JOB -
Return all of the entries exactly as written.

STORED ROWS -
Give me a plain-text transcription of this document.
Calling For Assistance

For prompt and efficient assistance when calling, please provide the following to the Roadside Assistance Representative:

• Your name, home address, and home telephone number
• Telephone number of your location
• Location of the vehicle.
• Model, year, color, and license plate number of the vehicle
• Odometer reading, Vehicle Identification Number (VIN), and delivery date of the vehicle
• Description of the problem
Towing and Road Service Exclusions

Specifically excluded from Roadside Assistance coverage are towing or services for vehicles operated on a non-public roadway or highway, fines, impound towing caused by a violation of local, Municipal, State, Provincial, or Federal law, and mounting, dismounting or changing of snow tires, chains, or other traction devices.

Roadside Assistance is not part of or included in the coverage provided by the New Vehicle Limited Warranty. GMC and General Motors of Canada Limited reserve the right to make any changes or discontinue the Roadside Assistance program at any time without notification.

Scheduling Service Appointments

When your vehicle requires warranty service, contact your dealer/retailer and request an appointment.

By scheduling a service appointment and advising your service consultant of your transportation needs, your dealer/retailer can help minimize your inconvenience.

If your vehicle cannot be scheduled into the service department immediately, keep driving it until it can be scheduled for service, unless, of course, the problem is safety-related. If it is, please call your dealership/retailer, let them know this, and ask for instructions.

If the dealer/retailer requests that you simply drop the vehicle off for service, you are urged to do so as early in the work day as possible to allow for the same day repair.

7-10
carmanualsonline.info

SOLVED PROBLEM -
Give me a plain-text transcription of this document.
Calling For Assistance

For prompt and efficient assistance when calling, please provide the following to the Roadside Assistance Representative:

• Your name, home address, and home telephone number
• Telephone number of your location
• Location of the vehicle.
• Model, year, color, and license plate number of the vehicle
• Odometer reading, Vehicle Identification Number (VIN), and delivery date of the vehicle
• Description of the problem
Towing and Road Service Exclusions

Specifically excluded from Roadside Assistance coverage are towing or services for vehicles operated on a non-public roadway or highway, fines, impound towing caused by a violation of local, Municipal, State, Provincial, or Federal law, and mounting, dismounting or changing of snow tires, chains, or other traction devices.

Roadside Assistance is not part of or included in the coverage provided by the New Vehicle Limited Warranty. GMC and General Motors of Canada Limited reserve the right to make any changes or discontinue the Roadside Assistance program at any time without notification.

Scheduling Service Appointments

When your vehicle requires warranty service, contact your dealer/retailer and request an appointment.

By scheduling a service appointment and advising your service consultant of your transportation needs, your dealer/retailer can help minimize your inconvenience.

If your vehicle cannot be scheduled into the service department immediately, keep driving it until it can be scheduled for service, unless, of course, the problem is safety-related. If it is, please call your dealership/retailer, let them know this, and ask for instructions.

If the dealer/retailer requests that you simply drop the vehicle off for service, you are urged to do so as early in the work day as possible to allow for the same day repair.

7-10
carmanualsonline.info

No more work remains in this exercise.